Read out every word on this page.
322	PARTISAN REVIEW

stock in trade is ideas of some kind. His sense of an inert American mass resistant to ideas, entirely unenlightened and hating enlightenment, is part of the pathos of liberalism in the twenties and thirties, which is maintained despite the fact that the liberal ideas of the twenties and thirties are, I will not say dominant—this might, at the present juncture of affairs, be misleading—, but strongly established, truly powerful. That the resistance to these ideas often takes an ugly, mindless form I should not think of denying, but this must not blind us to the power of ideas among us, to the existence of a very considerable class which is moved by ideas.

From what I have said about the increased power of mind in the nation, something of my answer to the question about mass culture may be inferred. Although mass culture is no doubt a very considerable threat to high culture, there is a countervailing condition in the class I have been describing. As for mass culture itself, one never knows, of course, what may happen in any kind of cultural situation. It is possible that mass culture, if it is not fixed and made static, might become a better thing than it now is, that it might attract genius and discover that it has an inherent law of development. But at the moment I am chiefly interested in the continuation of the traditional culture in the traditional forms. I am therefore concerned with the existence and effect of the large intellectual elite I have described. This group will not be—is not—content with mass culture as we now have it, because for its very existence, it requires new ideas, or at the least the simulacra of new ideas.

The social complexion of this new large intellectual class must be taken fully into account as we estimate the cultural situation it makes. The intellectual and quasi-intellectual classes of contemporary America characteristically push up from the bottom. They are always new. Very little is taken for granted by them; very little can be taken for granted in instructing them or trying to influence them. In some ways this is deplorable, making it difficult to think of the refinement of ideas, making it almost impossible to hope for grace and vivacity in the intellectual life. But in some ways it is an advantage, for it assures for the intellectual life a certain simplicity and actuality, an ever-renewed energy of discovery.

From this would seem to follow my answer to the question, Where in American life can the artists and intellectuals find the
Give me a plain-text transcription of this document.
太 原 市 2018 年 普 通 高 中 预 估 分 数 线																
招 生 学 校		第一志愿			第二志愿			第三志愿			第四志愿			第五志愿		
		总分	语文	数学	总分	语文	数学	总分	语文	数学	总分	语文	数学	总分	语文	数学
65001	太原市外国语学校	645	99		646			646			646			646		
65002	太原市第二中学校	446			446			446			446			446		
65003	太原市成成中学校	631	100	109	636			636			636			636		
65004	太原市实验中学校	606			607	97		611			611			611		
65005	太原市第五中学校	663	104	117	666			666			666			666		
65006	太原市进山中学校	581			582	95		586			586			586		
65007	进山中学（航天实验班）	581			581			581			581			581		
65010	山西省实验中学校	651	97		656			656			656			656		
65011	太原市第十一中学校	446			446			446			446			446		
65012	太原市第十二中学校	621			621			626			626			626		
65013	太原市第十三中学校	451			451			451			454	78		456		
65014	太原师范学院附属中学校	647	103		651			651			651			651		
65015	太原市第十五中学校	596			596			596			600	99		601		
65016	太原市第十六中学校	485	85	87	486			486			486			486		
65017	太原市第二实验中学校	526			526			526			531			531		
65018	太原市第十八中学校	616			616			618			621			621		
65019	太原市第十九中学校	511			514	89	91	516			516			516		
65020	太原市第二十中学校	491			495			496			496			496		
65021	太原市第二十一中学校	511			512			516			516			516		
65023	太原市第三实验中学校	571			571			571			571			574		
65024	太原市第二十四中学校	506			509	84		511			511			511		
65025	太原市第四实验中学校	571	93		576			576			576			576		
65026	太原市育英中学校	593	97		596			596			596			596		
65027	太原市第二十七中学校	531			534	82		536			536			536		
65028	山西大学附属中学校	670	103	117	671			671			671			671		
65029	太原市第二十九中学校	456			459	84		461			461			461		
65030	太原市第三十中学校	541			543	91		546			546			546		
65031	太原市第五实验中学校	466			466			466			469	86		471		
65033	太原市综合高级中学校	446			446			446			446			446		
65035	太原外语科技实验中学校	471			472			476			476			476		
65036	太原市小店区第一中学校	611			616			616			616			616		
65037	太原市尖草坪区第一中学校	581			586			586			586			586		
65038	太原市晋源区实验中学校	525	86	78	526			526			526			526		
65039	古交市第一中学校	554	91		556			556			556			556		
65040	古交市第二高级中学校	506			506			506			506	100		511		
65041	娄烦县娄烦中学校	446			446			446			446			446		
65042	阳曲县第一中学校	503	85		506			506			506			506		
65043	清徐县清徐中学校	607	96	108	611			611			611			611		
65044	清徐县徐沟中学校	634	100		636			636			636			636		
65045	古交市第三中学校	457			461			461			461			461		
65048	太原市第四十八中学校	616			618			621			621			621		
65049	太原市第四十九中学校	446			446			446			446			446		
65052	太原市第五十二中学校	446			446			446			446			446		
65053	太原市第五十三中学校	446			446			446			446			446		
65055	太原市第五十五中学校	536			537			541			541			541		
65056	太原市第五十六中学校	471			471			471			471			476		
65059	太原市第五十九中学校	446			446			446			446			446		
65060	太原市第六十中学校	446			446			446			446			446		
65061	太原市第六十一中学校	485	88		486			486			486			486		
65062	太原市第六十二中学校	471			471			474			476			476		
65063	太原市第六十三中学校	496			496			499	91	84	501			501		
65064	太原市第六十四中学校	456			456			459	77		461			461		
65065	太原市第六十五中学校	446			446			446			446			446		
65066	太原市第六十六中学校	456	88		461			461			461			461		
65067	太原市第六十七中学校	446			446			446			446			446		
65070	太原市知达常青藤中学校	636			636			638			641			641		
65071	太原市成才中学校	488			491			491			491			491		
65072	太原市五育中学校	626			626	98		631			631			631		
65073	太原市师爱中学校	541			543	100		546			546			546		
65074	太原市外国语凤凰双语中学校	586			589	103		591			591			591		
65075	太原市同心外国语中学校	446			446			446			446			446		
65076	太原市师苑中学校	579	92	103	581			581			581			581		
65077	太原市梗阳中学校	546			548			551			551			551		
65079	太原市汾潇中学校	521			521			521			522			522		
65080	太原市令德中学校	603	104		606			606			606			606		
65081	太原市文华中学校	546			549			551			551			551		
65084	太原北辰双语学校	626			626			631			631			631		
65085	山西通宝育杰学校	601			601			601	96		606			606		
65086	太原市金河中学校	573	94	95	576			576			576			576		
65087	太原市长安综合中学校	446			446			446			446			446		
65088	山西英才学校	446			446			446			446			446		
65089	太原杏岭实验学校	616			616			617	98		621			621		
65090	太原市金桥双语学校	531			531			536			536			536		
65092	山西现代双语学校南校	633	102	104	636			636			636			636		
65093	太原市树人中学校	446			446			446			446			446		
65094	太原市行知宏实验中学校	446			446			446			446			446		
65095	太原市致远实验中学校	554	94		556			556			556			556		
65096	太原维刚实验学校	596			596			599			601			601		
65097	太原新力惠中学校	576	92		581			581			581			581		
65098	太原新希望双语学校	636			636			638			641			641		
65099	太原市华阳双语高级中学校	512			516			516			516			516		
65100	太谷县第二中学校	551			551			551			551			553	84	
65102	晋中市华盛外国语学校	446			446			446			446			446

= Aim of the exercise =
Using the data above, output each line exactly.

= Task output =
Read out every word on this page.
322	PARTISAN REVIEW

stock in trade is ideas of some kind. His sense of an inert American mass resistant to ideas, entirely unenlightened and hating enlightenment, is part of the pathos of liberalism in the twenties and thirties, which is maintained despite the fact that the liberal ideas of the twenties and thirties are, I will not say dominant—this might, at the present juncture of affairs, be misleading—, but strongly established, truly powerful. That the resistance to these ideas often takes an ugly, mindless form I should not think of denying, but this must not blind us to the power of ideas among us, to the existence of a very considerable class which is moved by ideas.

From what I have said about the increased power of mind in the nation, something of my answer to the question about mass culture may be inferred. Although mass culture is no doubt a very considerable threat to high culture, there is a countervailing condition in the class I have been describing. As for mass culture itself, one never knows, of course, what may happen in any kind of cultural situation. It is possible that mass culture, if it is not fixed and made static, might become a better thing than it now is, that it might attract genius and discover that it has an inherent law of development. But at the moment I am chiefly interested in the continuation of the traditional culture in the traditional forms. I am therefore concerned with the existence and effect of the large intellectual elite I have described. This group will not be—is not—content with mass culture as we now have it, because for its very existence, it requires new ideas, or at the least the simulacra of new ideas.

The social complexion of this new large intellectual class must be taken fully into account as we estimate the cultural situation it makes. The intellectual and quasi-intellectual classes of contemporary America characteristically push up from the bottom. They are always new. Very little is taken for granted by them; very little can be taken for granted in instructing them or trying to influence them. In some ways this is deplorable, making it difficult to think of the refinement of ideas, making it almost impossible to hope for grace and vivacity in the intellectual life. But in some ways it is an advantage, for it assures for the intellectual life a certain simplicity and actuality, an ever-renewed energy of discovery.

From this would seem to follow my answer to the question, Where in American life can the artists and intellectuals find the
Give me a plain-text transcription of this document.
太 原 市 2018 年 普 通 高 中 预 估 分 数 线																
招 生 学 校		第一志愿			第二志愿			第三志愿			第四志愿			第五志愿		
		总分	语文	数学	总分	语文	数学	总分	语文	数学	总分	语文	数学	总分	语文	数学
65001	太原市外国语学校	645	99		646			646			646			646		
65002	太原市第二中学校	446			446			446			446			446		
65003	太原市成成中学校	631	100	109	636			636			636			636		
65004	太原市实验中学校	606			607	97		611			611			611		
65005	太原市第五中学校	663	104	117	666			666			666			666		
65006	太原市进山中学校	581			582	95		586			586			586		
65007	进山中学（航天实验班）	581			581			581			581			581		
65010	山西省实验中学校	651	97		656			656			656			656		
65011	太原市第十一中学校	446			446			446			446			446		
65012	太原市第十二中学校	621			621			626			626			626		
65013	太原市第十三中学校	451			451			451			454	78		456		
65014	太原师范学院附属中学校	647	103		651			651			651			651		
65015	太原市第十五中学校	596			596			596			600	99		601		
65016	太原市第十六中学校	485	85	87	486			486			486			486		
65017	太原市第二实验中学校	526			526			526			531			531		
65018	太原市第十八中学校	616			616			618			621			621		
65019	太原市第十九中学校	511			514	89	91	516			516			516		
65020	太原市第二十中学校	491			495			496			496			496		
65021	太原市第二十一中学校	511			512			516			516			516		
65023	太原市第三实验中学校	571			571			571			571			574		
65024	太原市第二十四中学校	506			509	84		511			511			511		
65025	太原市第四实验中学校	571	93		576			576			576			576		
65026	太原市育英中学校	593	97		596			596			596			596		
65027	太原市第二十七中学校	531			534	82		536			536			536		
65028	山西大学附属中学校	670	103	117	671			671			671			671		
65029	太原市第二十九中学校	456			459	84		461			461			461		
65030	太原市第三十中学校	541			543	91		546			546			546		
65031	太原市第五实验中学校	466			466			466			469	86		471		
65033	太原市综合高级中学校	446			446			446			446			446		
65035	太原外语科技实验中学校	471			472			476			476			476		
65036	太原市小店区第一中学校	611			616			616			616			616		
65037	太原市尖草坪区第一中学校	581			586			586			586			586		
65038	太原市晋源区实验中学校	525	86	78	526			526			526			526		
65039	古交市第一中学校	554	91		556			556			556			556		
65040	古交市第二高级中学校	506			506			506			506	100		511		
65041	娄烦县娄烦中学校	446			446			446			446			446		
65042	阳曲县第一中学校	503	85		506			506			506			506		
65043	清徐县清徐中学校	607	96	108	611			611			611			611		
65044	清徐县徐沟中学校	634	100		636			636			636			636		
65045	古交市第三中学校	457			461			461			461			461		
65048	太原市第四十八中学校	616			618			621			621			621		
65049	太原市第四十九中学校	446			446			446			446			446		
65052	太原市第五十二中学校	446			446			446			446			446		
65053	太原市第五十三中学校	446			446			446			446			446		
65055	太原市第五十五中学校	536			537			541			541			541		
65056	太原市第五十六中学校	471			471			471			471			476		
65059	太原市第五十九中学校	446			446			446			446			446		
65060	太原市第六十中学校	446			446			446			446			446		
65061	太原市第六十一中学校	485	88		486			486			486			486		
65062	太原市第六十二中学校	471			471			474			476			476		
65063	太原市第六十三中学校	496			496			499	91	84	501			501		
65064	太原市第六十四中学校	456			456			459	77		461			461		
65065	太原市第六十五中学校	446			446			446			446			446		
65066	太原市第六十六中学校	456	88		461			461			461			461		
65067	太原市第六十七中学校	446			446			446			446			446		
65070	太原市知达常青藤中学校	636			636			638			641			641		
65071	太原市成才中学校	488			491			491			491			491		
65072	太原市五育中学校	626			626	98		631			631			631		
65073	太原市师爱中学校	541			543	100		546			546			546		
65074	太原市外国语凤凰双语中学校	586			589	103		591			591			591		
65075	太原市同心外国语中学校	446			446			446			446			446		
65076	太原市师苑中学校	579	92	103	581			581			581			581		
65077	太原市梗阳中学校	546			548			551			551			551		
65079	太原市汾潇中学校	521			521			521			522			522		
65080	太原市令德中学校	603	104		606			606			606			606		
65081	太原市文华中学校	546			549			551			551			551		
65084	太原北辰双语学校	626			626			631			631			631		
65085	山西通宝育杰学校	601			601			601	96		606			606		
65086	太原市金河中学校	573	94	95	576			576			576			576		
65087	太原市长安综合中学校	446			446			446			446			446		
65088	山西英才学校	446			446			446			446			446		
65089	太原杏岭实验学校	616			616			617	98		621			621		
65090	太原市金桥双语学校	531			531			536			536			536		
65092	山西现代双语学校南校	633	102	104	636			636			636			636		
65093	太原市树人中学校	446			446			446			446			446		
65094	太原市行知宏实验中学校	446			446			446			446			446		
65095	太原市致远实验中学校	554	94		556			556			556			556		
65096	太原维刚实验学校	596			596			599			601			601		
65097	太原新力惠中学校	576	92		581			581			581			581		
65098	太原新希望双语学校	636			636			638			641			641		
65099	太原市华阳双语高级中学校	512			516			516			516			516		
65100	太谷县第二中学校	551			551			551			551			553	84	
65102	晋中市华盛外国语学校	446			446			446			446			446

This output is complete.